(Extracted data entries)
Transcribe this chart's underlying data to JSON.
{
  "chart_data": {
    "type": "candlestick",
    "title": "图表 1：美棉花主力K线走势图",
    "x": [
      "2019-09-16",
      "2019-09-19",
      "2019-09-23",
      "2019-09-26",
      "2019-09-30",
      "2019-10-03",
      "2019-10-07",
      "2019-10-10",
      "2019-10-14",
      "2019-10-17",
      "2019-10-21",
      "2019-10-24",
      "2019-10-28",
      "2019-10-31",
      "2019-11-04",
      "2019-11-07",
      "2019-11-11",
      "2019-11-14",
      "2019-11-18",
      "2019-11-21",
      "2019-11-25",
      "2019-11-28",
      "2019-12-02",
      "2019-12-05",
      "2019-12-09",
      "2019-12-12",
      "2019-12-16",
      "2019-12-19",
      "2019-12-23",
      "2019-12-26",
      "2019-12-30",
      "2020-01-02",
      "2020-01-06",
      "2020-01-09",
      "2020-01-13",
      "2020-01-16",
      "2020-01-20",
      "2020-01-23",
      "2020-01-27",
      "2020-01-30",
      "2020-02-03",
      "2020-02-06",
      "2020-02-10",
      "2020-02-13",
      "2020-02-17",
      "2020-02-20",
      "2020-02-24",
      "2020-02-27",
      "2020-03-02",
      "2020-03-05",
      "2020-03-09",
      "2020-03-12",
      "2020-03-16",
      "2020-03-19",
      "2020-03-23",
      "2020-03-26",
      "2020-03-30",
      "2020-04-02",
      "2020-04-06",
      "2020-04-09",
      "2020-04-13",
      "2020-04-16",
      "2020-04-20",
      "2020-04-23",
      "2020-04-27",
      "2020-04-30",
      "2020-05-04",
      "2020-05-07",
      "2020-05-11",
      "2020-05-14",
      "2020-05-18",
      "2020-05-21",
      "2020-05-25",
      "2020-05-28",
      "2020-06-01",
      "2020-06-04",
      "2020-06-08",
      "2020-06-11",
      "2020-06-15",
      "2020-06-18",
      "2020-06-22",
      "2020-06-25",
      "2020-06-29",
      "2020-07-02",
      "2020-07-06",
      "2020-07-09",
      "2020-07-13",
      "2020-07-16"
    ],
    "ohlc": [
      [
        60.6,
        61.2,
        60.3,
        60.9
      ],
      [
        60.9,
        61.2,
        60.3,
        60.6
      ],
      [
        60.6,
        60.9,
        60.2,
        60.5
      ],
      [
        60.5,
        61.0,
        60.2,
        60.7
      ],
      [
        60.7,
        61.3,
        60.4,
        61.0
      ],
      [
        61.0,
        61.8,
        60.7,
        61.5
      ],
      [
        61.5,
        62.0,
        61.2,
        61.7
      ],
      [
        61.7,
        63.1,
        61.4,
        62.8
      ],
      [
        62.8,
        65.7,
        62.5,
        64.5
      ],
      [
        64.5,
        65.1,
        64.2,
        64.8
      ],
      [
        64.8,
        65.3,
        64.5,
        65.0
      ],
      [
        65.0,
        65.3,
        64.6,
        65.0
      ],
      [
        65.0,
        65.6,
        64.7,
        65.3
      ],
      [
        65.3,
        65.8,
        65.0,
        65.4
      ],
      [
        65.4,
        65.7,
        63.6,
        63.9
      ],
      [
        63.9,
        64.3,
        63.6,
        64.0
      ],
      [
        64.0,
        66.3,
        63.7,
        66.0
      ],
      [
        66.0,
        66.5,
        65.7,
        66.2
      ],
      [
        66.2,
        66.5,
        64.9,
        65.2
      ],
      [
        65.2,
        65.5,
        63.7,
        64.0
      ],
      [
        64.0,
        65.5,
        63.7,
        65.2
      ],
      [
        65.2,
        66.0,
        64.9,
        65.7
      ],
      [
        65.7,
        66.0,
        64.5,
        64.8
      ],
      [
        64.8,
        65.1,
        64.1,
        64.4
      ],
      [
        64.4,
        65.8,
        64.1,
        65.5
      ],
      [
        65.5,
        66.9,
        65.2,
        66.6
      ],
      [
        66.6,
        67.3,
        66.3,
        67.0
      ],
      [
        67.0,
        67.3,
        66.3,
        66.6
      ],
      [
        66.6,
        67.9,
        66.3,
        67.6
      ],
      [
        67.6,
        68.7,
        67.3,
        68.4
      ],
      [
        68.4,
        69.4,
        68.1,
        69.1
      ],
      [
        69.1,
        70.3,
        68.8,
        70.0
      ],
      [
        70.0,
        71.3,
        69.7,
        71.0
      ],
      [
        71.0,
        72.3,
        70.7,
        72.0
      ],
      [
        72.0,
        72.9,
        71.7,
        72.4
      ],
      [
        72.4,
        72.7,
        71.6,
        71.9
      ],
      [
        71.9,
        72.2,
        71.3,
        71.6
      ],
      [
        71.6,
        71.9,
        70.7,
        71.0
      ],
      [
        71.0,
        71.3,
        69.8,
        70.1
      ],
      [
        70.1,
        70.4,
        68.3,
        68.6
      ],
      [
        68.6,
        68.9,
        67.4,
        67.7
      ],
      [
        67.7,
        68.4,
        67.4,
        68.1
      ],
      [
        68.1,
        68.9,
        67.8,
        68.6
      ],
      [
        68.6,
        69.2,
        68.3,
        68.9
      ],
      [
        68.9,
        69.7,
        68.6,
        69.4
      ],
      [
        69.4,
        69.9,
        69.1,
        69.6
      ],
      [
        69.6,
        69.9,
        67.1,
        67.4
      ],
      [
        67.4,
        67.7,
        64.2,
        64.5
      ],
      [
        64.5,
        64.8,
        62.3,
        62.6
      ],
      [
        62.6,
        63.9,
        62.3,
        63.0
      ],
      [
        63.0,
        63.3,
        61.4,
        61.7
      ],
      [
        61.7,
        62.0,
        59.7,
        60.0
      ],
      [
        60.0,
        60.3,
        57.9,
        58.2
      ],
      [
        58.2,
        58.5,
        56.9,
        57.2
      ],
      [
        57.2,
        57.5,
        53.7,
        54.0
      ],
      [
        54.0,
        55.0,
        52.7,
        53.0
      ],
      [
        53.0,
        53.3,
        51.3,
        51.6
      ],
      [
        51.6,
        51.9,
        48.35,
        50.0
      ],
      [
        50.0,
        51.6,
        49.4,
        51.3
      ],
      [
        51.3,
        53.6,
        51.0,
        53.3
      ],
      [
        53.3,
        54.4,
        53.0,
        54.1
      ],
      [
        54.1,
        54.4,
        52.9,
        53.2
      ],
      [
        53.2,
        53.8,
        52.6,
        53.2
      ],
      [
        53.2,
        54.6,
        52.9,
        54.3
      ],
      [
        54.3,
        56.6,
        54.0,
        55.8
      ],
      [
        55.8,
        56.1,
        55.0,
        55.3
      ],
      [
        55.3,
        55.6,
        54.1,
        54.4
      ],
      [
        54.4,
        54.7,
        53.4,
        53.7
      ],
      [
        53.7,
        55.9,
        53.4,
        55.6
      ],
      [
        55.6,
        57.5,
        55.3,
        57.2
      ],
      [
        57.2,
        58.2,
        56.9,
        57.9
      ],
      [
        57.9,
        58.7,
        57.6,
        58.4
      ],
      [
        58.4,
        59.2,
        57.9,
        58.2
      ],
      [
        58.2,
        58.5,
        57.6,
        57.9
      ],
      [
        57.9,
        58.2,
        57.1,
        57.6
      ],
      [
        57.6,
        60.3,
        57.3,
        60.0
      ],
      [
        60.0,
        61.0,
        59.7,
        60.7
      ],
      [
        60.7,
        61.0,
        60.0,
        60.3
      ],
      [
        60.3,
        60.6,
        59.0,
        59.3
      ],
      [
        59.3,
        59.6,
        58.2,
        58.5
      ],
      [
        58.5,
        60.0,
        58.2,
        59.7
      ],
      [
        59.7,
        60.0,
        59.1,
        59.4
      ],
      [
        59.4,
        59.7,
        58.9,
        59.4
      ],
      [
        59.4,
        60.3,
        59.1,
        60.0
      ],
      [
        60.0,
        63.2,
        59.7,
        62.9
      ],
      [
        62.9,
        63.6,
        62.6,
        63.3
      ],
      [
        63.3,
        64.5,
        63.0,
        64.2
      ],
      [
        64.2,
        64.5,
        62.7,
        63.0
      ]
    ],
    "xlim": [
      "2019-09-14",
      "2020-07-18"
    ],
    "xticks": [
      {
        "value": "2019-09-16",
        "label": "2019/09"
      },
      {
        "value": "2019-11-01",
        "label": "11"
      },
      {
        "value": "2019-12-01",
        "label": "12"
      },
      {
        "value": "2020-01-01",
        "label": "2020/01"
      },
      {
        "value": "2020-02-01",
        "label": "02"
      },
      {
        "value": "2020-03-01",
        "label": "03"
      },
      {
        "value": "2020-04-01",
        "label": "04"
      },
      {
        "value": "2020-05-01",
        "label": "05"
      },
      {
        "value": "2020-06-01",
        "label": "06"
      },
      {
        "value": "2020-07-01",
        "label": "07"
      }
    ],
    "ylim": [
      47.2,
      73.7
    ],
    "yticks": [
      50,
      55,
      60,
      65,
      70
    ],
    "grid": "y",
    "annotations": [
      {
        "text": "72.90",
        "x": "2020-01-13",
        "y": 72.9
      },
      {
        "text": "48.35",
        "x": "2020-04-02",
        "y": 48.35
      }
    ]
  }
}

» What is required: Determine how many lines of the material include the string "label". Output only that count.

» Solution for this problem: 10